**Texto proporcionado:**
***
REQUIESCAT IN PACEM AMADO RÍO SORORIA por JESÚS VIDES

POR: JESÚS VIDES

– Nos vemos mañana a las 8 de la mañana en el callejón del potrero de Paulita Cuadro – Nos indicó Luis José al terminar nuestra reunión secreta en un rincón de la Plaza Vieja.

La idea era que la pequeña pandilla conformada por Luis José Peralta, Germán Ditta, Raulito Molina, mi hermano mayor Ángel “Anastas” Vides y yo, a mis escasos 12 añitos, emprendiéramos una aventura en el río Sororia. Yo era el pequeñín del grupo, pero ninguno había cumplido los 16. Éramos unos niños.

A la mañana siguiente sigilosamente nos escabullimos por entre la maleza del callejón rumbo a la polvorienta carretera directo al río hasta el puente. Ya los líderes del grupo tenían un plan. Era adentrarnos a una de las fincas aledañas donde cultivaban plátano. Ya allí en medio de la platanera, Raulito sacó un pequeño machete y empezamos a cortar unas veinte matas de plátano. Solo nos interesaban los tallos de las matas, les quitamos las hojas. Fuimos sigilosamente arrastrándolos hasta la orilla del río. Una vez allí empezamos a construir unas balsas, atravesando unas delgadas varas que las unieran en los extremos y asegurándolas, amarrándolas con los bejucos que había por cantidades, la idea era subirnos acostados en las balsas, con la cabeza erguida, nuestros brazos como remos y arrancar nuestra aventura desde el puente hasta donde nos llevara el destino.

El río Sororia era el más caudaloso de la región, cristalino, torrentoso, profundo, ancho y poderoso.

Al lado y lado de la ribera había una selva con todo tipo de árboles gigantescos y prácticamente los rayos del sol no penetraban a la cuenca. Cuando ya estaban listas las balsas, Germán Ditta dio la instrucción:

– ¡Abracen duro esas balsas, no se vayan a soltar por nada del mundo pase lo que pase!

– ¡Este río es muy peligroso! -gritó Anastas.

Nos acostamos en las balsas y en fila india nos fuimos río abajo iniciando el recorrido, Luis José, Germán, Raulito, Ángel y yo cerrando.

El poderoso río nos arrastró con una fuerza enorme y rápidamente nos hizo estrellar contra “La Pared“, un pozo profundo donde había una pared inmensa que recibía de frente el río formando unas olas de más de dos metros.

– ¡Agárrate duro! -alcancé a escuchar en medio del ruido del torrente la indicación de mi hermano Anastas.

El remolino en La Pared era tan fuerte que nos llevó a todos hacía el fondo, pero la flotabilidad de los benditos bagazos de los plátanos nos permitió salir a flote unos metros más adelante, todos tosiendo y atragantados de agua.

– ¡La vaina esta buena, jajaja! – río Raulito.

El poderosísimo y profundo río nos siguió arrastrando curva tras curva en un tremendo fragor, nosotros utilizábamos los brazos para no quedarnos atrapados en las grandes raíces de los portentosos árboles de las orillas, algunos hacían unas inmensas cuevas en sus raíces que eran aprovechadas por los pescadores. Ya el recorrido me parecía interminable, yo era un niño. El paisaje al lado y lado del río era fantástico, era un río atravesando una tupida selva de árboles gigantes, con una naturaleza diversa y colorida. Pude ver unos venados en la orilla.
***
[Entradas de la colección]
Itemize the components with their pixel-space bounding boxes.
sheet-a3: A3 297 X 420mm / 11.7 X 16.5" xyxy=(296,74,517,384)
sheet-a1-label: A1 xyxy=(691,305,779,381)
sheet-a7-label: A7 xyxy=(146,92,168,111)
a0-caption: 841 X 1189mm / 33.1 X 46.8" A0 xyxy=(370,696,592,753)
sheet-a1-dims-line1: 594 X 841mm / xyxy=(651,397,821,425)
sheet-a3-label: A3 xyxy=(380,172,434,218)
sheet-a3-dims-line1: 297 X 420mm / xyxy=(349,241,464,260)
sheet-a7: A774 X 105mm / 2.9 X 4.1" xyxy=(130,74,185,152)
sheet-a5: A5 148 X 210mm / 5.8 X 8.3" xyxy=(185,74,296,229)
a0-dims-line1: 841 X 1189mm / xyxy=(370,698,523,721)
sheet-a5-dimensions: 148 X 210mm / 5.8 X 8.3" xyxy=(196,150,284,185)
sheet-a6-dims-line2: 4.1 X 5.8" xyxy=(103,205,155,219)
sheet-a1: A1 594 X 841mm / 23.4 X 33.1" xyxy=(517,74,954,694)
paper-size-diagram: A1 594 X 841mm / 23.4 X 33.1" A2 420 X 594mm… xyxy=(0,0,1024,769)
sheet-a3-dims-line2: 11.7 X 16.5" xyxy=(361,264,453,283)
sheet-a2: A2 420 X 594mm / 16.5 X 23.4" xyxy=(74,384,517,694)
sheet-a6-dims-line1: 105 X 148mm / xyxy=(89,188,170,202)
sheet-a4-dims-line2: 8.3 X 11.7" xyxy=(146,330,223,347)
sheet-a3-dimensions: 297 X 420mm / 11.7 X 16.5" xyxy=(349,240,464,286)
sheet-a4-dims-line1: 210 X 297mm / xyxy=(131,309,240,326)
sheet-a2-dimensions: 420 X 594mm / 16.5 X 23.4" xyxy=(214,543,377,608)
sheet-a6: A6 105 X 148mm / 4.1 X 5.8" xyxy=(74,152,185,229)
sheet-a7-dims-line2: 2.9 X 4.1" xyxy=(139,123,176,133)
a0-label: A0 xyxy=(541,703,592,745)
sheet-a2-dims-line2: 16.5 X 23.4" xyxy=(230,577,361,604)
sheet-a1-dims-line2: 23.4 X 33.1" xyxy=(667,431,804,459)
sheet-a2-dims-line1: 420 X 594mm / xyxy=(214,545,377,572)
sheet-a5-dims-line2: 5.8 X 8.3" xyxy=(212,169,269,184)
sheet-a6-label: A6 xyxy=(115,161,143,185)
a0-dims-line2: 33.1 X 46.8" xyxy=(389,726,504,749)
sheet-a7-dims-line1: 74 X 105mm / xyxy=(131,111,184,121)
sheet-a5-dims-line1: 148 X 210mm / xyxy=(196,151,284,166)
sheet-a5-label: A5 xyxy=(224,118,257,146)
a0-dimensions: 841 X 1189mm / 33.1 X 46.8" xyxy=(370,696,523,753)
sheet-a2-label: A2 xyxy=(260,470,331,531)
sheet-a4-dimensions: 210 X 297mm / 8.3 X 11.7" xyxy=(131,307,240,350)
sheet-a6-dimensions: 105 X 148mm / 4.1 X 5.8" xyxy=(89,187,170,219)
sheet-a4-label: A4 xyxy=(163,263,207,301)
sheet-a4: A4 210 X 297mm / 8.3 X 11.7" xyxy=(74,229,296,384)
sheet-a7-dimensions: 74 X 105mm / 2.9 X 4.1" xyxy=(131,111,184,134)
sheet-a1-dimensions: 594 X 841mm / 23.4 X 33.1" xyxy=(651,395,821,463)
***
**Consigna A:** Copia del relato del río Sororia el pasaje que comienza con las palabras que contienen «El río Sororia era» y termina con «de dos metros.».
**Consigna B:** Según el relato del río Sororia, ¿cuántos años tenía quien narra cuando emprendió la aventura?
**Consigna C:** ¿Puedes reescribir como una lista breve el párrafo del relato del río Sororia que empieza con «A la mañana siguiente sigilosamente», conservando sus hechos principales?

**Respuesta correcta A:**
El río Sororia era el más caudaloso de la región, cristalino, torrentoso, profundo, ancho y poderoso.

Al lado y lado de la ribera había una selva con todo tipo de árboles gigantescos y prácticamente los rayos del sol no penetraban a la cuenca. Cuando ya estaban listas las balsas, Germán Ditta dio la instrucción:

– ¡Abracen duro esas balsas, no se vayan a soltar por nada del mundo pase lo que pase!

– ¡Este río es muy peligroso! -gritó Anastas.

Nos acostamos en las balsas y en fila india nos fuimos río abajo iniciando el recorrido, Luis José, Germán, Raulito, Ángel y yo cerrando.

El poderoso río nos arrastró con una fuerza enorme y rápidamente nos hizo estrellar contra “La Pared“, un pozo profundo donde había una pared inmensa que recibía de frente el río formando unas olas de más de dos metros.

**Respuesta correcta B:** Tenía 12 años.

**Respuesta correcta C:**
- A la mañana siguiente, el grupo salió a escondidas por el callejón y siguió por la carretera polvorienta hasta el puente del río.
- Los líderes planearon entrar en una finca cercana donde cultivaban plátano.
- En la platanera, Raulito sacó un pequeño machete y cortaron unas veinte matas, a las que les quitaron las hojas para quedarse solo con los tallos.
- Arrastraron los tallos hasta la orilla y construyeron balsas, uniéndolos en los extremos con varas delgadas amarradas con bejucos.
- La idea era ir acostados en las balsas, con la cabeza erguida y los brazos como remos, desde el puente hasta donde los llevara el destino.